• Directions: Give back the full listing, character for character, with no pictures.

** start Dataset entries **

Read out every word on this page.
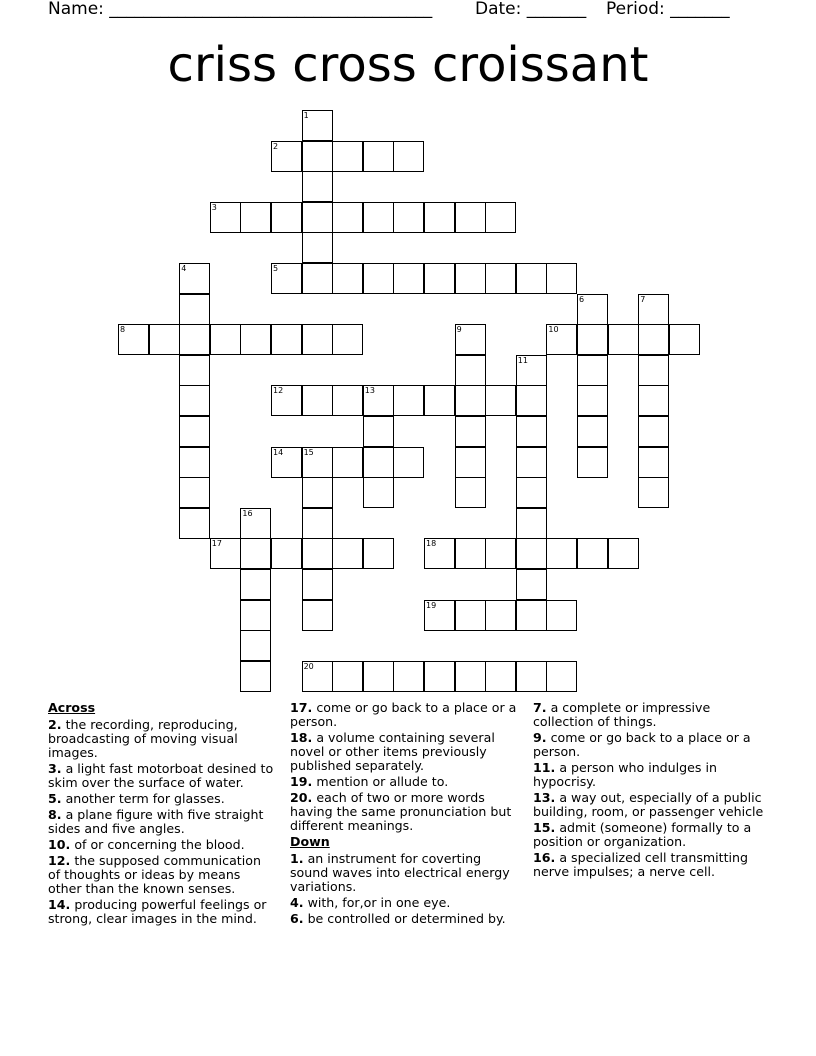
Name: ______________________________________	Date: _______ Period: _______
criss cross croissant
1
2
3
4	5
6	7
8	9	10
11
12	13
14	15
16
17	18
19
20
Across
2. the recording, reproducing, broadcasting of moving visual images.
3. a light fast motorboat desined to skim over the surface of water.
5. another term for glasses.
8. a plane figure with five straight sides and five angles.
10. of or concerning the blood.
12. the supposed communication of thoughts or ideas by means other than the known senses.
14. producing powerful feelings or strong, clear images in the mind.
17. come or go back to a place or a person.
18. a volume containing several novel or other items previously published separately.
19. mention or allude to.
20. each of two or more words having the same pronunciation but different meanings.
Down
1. an instrument for coverting sound waves into electrical energy variations.
4. with, for,or in one eye.
6. be controlled or determined by.
7. a complete or impressive collection of things.
9. come or go back to a place or a person.
11. a person who indulges in hypocrisy.
13. a way out, especially of a public building, room, or passenger vehicle
15. admit (someone) formally to a position or organization.
16. a specialized cell transmitting nerve impulses; a nerve cell.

** end Dataset entries **

• Output for this task:
Read out every word on this page.
Name: ______________________________________	Date: _______ Period: _______
criss cross croissant
1
2
3
4	5
6	7
8	9	10
11
12	13
14	15
16
17	18
19
20
Across
2. the recording, reproducing, broadcasting of moving visual images.
3. a light fast motorboat desined to skim over the surface of water.
5. another term for glasses.
8. a plane figure with five straight sides and five angles.
10. of or concerning the blood.
12. the supposed communication of thoughts or ideas by means other than the known senses.
14. producing powerful feelings or strong, clear images in the mind.
17. come or go back to a place or a person.
18. a volume containing several novel or other items previously published separately.
19. mention or allude to.
20. each of two or more words having the same pronunciation but different meanings.
Down
1. an instrument for coverting sound waves into electrical energy variations.
4. with, for,or in one eye.
6. be controlled or determined by.
7. a complete or impressive collection of things.
9. come or go back to a place or a person.
11. a person who indulges in hypocrisy.
13. a way out, especially of a public building, room, or passenger vehicle
15. admit (someone) formally to a position or organization.
16. a specialized cell transmitting nerve impulses; a nerve cell.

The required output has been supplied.